# start of Data to use
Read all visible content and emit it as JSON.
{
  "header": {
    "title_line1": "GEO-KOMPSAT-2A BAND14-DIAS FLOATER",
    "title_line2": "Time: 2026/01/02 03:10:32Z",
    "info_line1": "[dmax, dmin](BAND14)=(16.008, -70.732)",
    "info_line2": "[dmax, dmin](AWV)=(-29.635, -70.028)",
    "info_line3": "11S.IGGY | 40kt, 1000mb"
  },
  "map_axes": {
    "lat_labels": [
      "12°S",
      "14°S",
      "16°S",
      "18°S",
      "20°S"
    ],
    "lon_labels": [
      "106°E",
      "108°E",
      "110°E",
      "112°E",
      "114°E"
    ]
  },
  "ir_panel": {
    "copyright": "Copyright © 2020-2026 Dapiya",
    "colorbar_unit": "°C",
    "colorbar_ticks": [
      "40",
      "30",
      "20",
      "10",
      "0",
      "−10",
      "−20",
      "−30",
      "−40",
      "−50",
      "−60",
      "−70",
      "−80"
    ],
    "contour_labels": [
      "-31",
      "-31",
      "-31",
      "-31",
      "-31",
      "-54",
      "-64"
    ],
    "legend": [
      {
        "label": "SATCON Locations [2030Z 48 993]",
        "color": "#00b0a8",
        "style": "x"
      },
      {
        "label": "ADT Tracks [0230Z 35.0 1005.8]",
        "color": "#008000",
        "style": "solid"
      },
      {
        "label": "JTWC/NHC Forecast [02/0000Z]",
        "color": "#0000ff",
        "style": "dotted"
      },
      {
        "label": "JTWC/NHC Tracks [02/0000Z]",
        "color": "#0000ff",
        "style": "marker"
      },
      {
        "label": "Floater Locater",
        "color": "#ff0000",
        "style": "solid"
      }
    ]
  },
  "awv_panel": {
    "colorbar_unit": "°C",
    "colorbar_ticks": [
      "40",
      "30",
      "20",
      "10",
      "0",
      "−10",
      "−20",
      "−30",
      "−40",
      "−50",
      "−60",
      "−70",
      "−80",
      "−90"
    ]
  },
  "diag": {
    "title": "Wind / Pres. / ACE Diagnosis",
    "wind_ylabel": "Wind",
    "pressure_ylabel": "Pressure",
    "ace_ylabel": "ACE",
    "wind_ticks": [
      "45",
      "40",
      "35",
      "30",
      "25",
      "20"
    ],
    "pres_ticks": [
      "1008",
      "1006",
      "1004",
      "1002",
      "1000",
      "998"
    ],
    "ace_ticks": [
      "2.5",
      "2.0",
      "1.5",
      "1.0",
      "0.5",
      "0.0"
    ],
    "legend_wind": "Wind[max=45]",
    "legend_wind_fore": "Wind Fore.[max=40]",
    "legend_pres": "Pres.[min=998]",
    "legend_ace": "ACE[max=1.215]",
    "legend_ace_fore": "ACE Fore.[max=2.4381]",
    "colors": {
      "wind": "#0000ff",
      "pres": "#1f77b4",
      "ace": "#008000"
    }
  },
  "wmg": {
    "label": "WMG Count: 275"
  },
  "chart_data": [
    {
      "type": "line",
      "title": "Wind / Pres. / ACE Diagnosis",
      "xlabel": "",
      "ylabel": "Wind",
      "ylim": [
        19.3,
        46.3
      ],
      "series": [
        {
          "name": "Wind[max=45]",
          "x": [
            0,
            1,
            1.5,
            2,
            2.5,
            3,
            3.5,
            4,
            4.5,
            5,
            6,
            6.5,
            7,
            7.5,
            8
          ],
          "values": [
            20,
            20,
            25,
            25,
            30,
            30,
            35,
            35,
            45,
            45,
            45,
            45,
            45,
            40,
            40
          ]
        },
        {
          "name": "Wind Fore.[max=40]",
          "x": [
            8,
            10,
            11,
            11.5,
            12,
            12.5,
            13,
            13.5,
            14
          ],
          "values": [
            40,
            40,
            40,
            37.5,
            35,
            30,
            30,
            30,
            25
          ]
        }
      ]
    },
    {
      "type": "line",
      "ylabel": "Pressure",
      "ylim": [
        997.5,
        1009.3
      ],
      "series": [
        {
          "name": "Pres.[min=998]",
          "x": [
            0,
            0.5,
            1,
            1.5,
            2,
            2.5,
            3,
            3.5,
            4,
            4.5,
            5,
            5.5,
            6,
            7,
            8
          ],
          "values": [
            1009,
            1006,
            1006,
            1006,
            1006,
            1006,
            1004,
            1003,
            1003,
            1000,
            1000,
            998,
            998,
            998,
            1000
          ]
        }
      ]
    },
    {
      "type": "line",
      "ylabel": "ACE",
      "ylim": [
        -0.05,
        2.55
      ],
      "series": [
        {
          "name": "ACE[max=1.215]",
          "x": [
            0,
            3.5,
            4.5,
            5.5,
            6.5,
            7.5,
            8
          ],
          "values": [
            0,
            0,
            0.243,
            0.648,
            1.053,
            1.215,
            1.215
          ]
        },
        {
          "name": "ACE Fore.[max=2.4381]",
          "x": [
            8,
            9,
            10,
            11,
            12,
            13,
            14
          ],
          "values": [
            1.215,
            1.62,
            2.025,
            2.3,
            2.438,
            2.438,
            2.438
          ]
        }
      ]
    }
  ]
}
# end of Data to use
Each line containing the word "style" counts once; report the total alone.

5